-- Start of Extracted information --
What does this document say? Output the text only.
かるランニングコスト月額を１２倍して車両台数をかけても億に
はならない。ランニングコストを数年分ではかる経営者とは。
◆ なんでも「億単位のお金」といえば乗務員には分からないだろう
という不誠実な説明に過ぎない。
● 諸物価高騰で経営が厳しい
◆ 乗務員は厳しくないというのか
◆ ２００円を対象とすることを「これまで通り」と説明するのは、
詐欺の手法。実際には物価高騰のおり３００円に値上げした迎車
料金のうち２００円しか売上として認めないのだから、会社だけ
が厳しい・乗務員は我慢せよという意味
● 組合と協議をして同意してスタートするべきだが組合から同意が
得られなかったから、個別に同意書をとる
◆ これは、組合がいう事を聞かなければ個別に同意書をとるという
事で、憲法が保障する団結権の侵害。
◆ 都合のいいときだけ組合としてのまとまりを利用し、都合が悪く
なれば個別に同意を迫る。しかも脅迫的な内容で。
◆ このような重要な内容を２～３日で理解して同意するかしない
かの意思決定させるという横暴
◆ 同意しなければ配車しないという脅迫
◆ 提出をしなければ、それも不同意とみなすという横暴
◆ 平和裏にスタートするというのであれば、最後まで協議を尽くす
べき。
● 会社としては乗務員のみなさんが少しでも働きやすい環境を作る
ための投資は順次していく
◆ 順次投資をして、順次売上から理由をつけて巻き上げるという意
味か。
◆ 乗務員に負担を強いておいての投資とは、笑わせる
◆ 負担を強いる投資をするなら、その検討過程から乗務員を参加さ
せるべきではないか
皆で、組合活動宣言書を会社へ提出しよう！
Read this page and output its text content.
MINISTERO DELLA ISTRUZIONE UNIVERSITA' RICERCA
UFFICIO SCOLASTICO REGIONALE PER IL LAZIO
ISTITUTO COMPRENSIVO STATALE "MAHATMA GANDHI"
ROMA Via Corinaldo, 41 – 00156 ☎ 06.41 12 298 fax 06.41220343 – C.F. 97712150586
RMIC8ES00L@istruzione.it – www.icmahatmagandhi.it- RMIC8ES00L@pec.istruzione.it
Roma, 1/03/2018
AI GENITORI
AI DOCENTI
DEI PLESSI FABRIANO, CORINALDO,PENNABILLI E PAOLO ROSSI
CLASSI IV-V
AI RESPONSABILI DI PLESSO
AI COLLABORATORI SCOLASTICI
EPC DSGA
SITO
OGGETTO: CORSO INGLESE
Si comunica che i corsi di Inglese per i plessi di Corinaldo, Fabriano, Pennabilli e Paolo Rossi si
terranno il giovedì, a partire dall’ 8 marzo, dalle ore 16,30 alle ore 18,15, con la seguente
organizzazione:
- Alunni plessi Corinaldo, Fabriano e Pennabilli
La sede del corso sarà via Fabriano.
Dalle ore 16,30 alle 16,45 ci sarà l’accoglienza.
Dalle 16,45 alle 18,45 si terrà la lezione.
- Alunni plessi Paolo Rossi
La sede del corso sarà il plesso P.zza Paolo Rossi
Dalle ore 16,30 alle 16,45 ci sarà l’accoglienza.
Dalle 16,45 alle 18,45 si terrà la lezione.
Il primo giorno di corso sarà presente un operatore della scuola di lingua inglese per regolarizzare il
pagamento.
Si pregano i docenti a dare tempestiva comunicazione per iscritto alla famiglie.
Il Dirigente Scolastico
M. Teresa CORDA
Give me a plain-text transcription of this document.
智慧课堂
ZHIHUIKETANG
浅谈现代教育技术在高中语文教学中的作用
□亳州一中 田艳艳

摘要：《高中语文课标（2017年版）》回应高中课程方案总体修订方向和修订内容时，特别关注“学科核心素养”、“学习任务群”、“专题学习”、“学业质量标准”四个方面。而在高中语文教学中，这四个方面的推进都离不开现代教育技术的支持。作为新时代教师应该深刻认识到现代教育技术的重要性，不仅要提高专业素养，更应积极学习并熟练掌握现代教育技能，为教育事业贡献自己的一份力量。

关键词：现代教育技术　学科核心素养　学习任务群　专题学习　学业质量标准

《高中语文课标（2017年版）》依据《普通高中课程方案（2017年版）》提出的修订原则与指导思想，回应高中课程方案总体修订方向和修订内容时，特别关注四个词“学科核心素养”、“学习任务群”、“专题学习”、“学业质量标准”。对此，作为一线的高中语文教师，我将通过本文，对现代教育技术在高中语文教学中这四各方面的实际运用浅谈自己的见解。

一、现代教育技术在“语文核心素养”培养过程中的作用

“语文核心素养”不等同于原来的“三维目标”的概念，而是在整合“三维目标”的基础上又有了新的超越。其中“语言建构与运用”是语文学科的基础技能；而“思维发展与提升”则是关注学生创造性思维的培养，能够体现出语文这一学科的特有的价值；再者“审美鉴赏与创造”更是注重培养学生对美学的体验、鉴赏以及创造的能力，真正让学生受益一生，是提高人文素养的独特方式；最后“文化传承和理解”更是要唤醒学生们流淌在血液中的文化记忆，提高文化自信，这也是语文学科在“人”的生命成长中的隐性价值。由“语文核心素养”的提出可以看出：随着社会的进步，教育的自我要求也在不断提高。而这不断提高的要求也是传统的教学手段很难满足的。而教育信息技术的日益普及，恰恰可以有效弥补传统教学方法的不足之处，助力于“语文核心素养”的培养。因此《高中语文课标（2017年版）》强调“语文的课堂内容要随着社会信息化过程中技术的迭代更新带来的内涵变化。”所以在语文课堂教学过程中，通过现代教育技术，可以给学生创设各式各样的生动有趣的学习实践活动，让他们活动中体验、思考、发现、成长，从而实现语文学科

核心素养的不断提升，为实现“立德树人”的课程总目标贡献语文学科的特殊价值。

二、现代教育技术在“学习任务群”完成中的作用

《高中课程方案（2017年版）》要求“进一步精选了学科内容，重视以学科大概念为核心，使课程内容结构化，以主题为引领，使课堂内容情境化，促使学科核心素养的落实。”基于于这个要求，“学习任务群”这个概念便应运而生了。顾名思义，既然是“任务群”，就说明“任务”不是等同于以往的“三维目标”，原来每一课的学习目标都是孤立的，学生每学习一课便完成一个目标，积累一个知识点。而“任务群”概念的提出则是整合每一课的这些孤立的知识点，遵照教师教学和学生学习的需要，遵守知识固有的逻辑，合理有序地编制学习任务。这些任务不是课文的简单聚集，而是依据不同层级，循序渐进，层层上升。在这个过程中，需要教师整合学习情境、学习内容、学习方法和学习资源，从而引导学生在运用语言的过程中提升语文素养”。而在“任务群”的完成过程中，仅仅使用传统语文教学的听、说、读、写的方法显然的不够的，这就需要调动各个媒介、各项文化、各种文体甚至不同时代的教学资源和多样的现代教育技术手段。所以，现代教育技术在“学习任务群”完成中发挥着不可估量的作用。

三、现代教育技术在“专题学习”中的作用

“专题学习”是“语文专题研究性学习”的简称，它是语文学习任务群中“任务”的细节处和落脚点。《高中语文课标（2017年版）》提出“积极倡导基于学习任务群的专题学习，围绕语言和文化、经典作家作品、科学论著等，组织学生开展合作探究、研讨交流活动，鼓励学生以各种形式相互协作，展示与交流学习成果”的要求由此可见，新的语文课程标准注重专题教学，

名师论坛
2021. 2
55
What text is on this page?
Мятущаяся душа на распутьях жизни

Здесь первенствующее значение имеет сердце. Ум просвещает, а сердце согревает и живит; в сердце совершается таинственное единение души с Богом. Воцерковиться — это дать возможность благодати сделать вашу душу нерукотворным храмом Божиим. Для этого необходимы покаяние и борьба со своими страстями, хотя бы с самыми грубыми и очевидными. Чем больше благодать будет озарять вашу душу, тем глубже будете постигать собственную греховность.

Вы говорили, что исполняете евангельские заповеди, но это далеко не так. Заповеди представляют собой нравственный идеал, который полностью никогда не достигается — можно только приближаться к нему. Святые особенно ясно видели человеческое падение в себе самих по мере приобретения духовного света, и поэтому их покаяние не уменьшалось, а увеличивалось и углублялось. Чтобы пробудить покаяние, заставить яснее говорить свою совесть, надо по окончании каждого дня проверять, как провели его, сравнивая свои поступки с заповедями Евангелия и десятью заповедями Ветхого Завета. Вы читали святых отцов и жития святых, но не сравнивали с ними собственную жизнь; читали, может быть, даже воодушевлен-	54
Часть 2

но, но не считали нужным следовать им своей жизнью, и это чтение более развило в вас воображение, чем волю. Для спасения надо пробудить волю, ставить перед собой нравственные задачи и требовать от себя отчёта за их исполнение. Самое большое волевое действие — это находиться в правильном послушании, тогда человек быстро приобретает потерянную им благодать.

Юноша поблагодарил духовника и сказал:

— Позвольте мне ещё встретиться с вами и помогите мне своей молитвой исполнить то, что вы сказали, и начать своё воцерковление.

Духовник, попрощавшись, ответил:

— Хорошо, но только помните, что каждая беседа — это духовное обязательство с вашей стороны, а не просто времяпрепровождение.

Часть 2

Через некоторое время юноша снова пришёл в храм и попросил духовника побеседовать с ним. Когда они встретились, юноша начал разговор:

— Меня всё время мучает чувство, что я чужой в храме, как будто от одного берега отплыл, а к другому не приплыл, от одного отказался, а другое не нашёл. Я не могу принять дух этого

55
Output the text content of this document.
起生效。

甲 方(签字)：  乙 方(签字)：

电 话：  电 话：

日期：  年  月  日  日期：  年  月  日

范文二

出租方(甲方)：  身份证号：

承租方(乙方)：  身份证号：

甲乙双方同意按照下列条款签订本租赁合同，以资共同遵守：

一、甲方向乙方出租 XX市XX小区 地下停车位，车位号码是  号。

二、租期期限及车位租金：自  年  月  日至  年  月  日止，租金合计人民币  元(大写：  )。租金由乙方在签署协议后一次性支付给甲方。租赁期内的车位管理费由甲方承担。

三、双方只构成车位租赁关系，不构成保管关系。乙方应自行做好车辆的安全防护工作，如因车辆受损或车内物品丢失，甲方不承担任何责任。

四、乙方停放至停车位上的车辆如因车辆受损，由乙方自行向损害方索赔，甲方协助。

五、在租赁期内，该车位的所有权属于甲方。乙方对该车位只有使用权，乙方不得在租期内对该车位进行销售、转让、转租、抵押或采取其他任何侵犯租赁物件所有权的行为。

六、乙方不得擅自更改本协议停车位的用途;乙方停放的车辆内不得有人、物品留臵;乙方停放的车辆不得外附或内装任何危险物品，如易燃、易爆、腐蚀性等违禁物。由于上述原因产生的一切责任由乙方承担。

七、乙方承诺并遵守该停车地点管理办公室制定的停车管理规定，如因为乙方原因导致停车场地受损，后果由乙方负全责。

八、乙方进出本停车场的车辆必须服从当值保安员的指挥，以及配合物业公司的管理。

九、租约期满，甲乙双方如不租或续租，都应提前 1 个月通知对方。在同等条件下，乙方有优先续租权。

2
-- End of Extracted information --
Prompt
Return every line above that contains the word "Alunni".

Result for this exercise
- Alunni plessi Corinaldo, Fabriano e Pennabilli
- Alunni plessi Paolo Rossi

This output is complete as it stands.